**WHAT THE TASK REQUIRES**
Output a single figure: the number of lines in which the word "JSON" appears.

(begin)

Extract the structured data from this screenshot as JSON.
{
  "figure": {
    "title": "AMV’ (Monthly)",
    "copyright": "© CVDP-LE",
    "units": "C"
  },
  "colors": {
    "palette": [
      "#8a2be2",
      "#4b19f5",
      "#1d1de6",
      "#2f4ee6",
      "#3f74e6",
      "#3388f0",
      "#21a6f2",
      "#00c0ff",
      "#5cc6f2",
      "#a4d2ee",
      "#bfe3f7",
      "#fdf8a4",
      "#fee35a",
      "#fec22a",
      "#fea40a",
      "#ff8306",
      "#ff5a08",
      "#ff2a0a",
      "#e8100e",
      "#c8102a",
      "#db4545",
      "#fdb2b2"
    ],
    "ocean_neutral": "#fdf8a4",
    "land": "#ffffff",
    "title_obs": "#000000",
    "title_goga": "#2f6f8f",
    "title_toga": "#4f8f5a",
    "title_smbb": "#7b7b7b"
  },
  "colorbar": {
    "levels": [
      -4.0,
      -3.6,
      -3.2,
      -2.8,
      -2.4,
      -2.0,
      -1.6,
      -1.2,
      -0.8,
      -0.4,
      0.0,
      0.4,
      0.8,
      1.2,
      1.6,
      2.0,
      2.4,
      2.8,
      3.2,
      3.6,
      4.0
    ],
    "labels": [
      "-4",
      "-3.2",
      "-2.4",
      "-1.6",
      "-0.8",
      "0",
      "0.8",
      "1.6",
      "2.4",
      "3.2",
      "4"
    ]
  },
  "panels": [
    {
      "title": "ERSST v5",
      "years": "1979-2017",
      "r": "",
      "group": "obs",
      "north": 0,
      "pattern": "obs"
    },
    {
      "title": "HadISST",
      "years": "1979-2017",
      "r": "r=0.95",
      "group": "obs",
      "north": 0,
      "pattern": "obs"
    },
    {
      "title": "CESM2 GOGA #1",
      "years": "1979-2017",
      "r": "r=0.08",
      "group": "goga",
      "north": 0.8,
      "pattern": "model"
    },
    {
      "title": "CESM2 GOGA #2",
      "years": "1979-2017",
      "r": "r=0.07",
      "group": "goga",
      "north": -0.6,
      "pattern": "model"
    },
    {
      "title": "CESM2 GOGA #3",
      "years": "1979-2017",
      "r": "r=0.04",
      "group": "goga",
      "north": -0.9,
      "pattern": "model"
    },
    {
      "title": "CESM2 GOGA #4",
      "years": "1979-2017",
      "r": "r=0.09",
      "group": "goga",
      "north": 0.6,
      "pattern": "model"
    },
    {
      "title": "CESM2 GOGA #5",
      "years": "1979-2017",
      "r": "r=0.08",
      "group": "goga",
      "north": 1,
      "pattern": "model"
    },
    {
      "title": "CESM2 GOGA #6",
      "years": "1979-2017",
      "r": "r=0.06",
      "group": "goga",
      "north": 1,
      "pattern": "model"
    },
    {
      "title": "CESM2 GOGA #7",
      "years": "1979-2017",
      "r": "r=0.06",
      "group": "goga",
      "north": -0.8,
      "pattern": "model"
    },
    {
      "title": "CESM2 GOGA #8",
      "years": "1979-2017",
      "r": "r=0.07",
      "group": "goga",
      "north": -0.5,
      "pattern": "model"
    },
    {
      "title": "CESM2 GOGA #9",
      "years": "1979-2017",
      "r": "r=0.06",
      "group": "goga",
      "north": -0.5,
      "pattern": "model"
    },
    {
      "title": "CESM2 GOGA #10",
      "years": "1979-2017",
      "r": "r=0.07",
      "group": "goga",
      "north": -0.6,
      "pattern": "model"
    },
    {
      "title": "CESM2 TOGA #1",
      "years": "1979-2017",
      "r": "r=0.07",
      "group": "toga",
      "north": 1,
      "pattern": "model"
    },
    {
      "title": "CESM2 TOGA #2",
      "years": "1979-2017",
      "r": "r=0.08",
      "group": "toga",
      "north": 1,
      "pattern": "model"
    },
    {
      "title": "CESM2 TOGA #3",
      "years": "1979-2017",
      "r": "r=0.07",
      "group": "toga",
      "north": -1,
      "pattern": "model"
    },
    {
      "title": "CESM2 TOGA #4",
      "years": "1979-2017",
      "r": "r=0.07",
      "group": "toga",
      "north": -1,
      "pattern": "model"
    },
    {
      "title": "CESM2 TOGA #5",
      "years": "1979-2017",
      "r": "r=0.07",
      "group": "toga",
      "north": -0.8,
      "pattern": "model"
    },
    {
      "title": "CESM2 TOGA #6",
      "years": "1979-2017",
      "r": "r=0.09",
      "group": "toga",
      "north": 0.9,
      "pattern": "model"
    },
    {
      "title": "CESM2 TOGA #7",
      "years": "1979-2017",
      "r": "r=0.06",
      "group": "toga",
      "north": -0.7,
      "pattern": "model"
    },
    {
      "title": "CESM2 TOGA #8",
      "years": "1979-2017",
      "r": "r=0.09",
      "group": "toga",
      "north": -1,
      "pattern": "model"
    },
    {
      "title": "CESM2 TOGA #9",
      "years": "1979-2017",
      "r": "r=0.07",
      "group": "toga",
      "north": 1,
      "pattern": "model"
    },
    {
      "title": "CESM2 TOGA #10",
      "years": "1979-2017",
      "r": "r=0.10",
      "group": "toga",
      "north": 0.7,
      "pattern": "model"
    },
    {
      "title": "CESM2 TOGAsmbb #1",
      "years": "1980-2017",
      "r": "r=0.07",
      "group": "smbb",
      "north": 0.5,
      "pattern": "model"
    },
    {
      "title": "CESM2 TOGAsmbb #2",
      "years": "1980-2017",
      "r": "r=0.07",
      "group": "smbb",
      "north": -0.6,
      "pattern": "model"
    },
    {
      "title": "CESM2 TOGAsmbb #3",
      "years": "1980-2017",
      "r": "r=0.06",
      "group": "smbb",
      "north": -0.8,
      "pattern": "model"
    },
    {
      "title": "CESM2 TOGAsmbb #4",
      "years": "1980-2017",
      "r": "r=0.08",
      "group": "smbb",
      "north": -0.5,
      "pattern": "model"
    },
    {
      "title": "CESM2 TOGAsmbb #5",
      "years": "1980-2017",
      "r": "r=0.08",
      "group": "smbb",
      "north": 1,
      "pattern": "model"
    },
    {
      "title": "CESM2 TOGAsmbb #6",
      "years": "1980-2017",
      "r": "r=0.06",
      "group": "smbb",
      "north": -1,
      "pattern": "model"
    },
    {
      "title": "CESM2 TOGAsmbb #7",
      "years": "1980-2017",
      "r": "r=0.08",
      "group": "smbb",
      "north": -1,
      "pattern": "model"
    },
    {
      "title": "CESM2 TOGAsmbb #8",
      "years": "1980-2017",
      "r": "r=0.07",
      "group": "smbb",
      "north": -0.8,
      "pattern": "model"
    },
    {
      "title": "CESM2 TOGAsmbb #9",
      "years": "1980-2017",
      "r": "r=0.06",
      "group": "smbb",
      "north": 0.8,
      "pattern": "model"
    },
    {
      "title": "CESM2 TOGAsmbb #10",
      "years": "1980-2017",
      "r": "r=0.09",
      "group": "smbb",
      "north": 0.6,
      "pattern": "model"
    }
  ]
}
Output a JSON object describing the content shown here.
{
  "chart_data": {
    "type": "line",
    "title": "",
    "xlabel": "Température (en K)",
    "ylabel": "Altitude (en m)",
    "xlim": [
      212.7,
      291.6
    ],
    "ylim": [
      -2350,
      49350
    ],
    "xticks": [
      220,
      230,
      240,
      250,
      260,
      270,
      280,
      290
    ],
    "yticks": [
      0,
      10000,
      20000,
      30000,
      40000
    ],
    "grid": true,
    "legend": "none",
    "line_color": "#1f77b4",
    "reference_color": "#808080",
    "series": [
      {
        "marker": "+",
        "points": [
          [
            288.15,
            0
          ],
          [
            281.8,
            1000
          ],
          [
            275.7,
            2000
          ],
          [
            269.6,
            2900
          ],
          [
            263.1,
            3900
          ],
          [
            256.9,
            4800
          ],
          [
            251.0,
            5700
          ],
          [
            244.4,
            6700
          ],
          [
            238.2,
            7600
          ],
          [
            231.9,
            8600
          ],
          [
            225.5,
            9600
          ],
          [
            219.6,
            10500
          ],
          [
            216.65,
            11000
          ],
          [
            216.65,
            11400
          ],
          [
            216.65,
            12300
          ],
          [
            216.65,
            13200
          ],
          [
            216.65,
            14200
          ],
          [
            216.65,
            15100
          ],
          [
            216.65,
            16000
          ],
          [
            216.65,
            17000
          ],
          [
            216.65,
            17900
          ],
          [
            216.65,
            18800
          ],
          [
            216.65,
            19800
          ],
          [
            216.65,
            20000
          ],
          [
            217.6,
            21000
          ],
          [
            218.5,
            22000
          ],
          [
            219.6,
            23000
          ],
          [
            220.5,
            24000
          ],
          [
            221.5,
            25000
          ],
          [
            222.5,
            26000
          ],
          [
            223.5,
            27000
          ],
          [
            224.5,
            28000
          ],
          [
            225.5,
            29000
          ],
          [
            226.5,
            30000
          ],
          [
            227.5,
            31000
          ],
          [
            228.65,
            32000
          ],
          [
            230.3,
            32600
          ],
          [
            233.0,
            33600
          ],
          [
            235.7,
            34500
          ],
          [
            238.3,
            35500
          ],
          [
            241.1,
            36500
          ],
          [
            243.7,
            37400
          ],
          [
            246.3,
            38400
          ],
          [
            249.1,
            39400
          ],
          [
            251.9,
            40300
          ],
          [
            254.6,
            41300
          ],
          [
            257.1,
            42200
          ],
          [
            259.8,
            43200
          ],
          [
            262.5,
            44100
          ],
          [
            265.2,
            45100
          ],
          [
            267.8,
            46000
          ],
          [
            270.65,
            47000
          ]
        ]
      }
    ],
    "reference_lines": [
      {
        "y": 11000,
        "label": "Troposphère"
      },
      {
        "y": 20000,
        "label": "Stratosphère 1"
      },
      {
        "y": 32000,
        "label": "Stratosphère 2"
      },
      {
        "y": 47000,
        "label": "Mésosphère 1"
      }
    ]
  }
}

(end)

**FINAL ANSWER**
2